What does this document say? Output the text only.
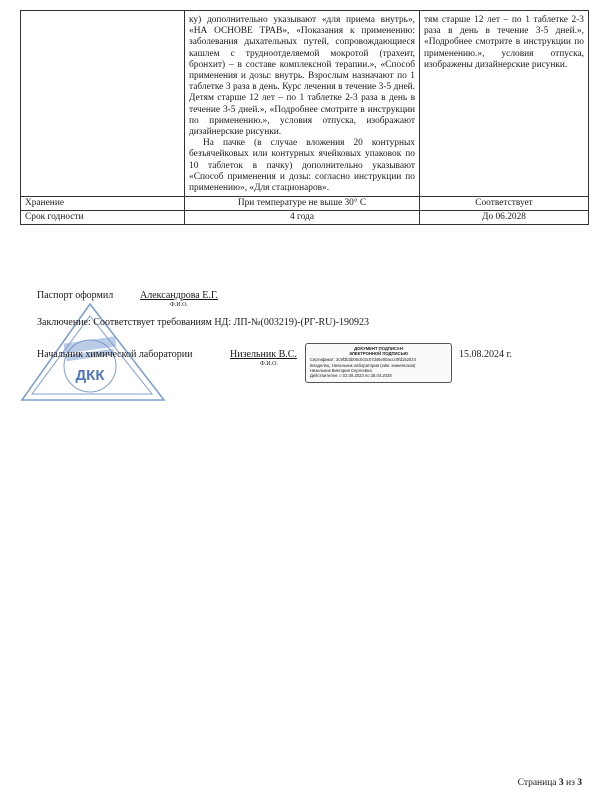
	ку) дополнительно указывают «для приема внутрь», «НА ОСНОВЕ ТРАВ», «Показания к применению: заболевания дыхательных путей, сопровождающиеся кашлем с трудноотделяемой мокротой (трахеит, бронхит) – в составе комплексной терапии.», «Способ применения и дозы: внутрь. Взрослым назначают по 1 таблетке 3 раза в день. Курс лечения в течение 3-5 дней. Детям старше 12 лет – по 1 таблетке 2-3 раза в день в течение 3-5 дней.», «Подробнее смотрите в инструкции по применению.», условия отпуска, изображают дизайнерские рисунки.

На пачке (в случае вложения 20 контурных безъячейковых или контурных ячейковых упаковок по 10 таблеток в пачку) дополнительно указывают «Способ применения и дозы: согласно инструкции по применению», «Для стационаров».	тям старше 12 лет – по 1 таблетке 2-3 раза в день в течение 3-5 дней.», «Подробнее смотрите в инструкции по применению.», условия отпуска, изображены дизайнерские рисунки.

Хранение	При температуре не выше 30° С	Соответствует
Срок годности	4 года	До 06.2028
ДКК
Паспорт оформил	Александрова Е.Г.
Ф.И.О.
Заключение: Соответствует требованиям НД: ЛП-№(003219)-(РГ-RU)-190923
Начальник химической лаборатории	Низельник В.С.
Ф.И.О.
ДОКУМЕНТ ПОДПИСАН
ЭЛЕКТРОННОЙ ПОДПИСЬЮ
Сертификат: 3c9f3b3b06c0cbc07d46e00accc9fd152024
Владелец: Начальник лаборатории (хим. химическая)
Низельник Виктория Сергеевна
Действителен: с 02.08.2023 по 28.04.2028
15.08.2024 г.
Страница 3 из 3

★ ★ ★ ★

◆ **Problem description**
Take the data above and repeat it exactly, leaving each picture out.

◆ **Written reply**
What does this document say? Output the text only.
	ку) дополнительно указывают «для приема внутрь», «НА ОСНОВЕ ТРАВ», «Показания к применению: заболевания дыхательных путей, сопровождающиеся кашлем с трудноотделяемой мокротой (трахеит, бронхит) – в составе комплексной терапии.», «Способ применения и дозы: внутрь. Взрослым назначают по 1 таблетке 3 раза в день. Курс лечения в течение 3-5 дней. Детям старше 12 лет – по 1 таблетке 2-3 раза в день в течение 3-5 дней.», «Подробнее смотрите в инструкции по применению.», условия отпуска, изображают дизайнерские рисунки.

На пачке (в случае вложения 20 контурных безъячейковых или контурных ячейковых упаковок по 10 таблеток в пачку) дополнительно указывают «Способ применения и дозы: согласно инструкции по применению», «Для стационаров».	тям старше 12 лет – по 1 таблетке 2-3 раза в день в течение 3-5 дней.», «Подробнее смотрите в инструкции по применению.», условия отпуска, изображены дизайнерские рисунки.

Хранение	При температуре не выше 30° С	Соответствует
Срок годности	4 года	До 06.2028
ДКК
Паспорт оформил	Александрова Е.Г.
Ф.И.О.
Заключение: Соответствует требованиям НД: ЛП-№(003219)-(РГ-RU)-190923
Начальник химической лаборатории	Низельник В.С.
Ф.И.О.
ДОКУМЕНТ ПОДПИСАН
ЭЛЕКТРОННОЙ ПОДПИСЬЮ
Сертификат: 3c9f3b3b06c0cbc07d46e00accc9fd152024
Владелец: Начальник лаборатории (хим. химическая)
Низельник Виктория Сергеевна
Действителен: с 02.08.2023 по 28.04.2028
15.08.2024 г.
Страница 3 из 3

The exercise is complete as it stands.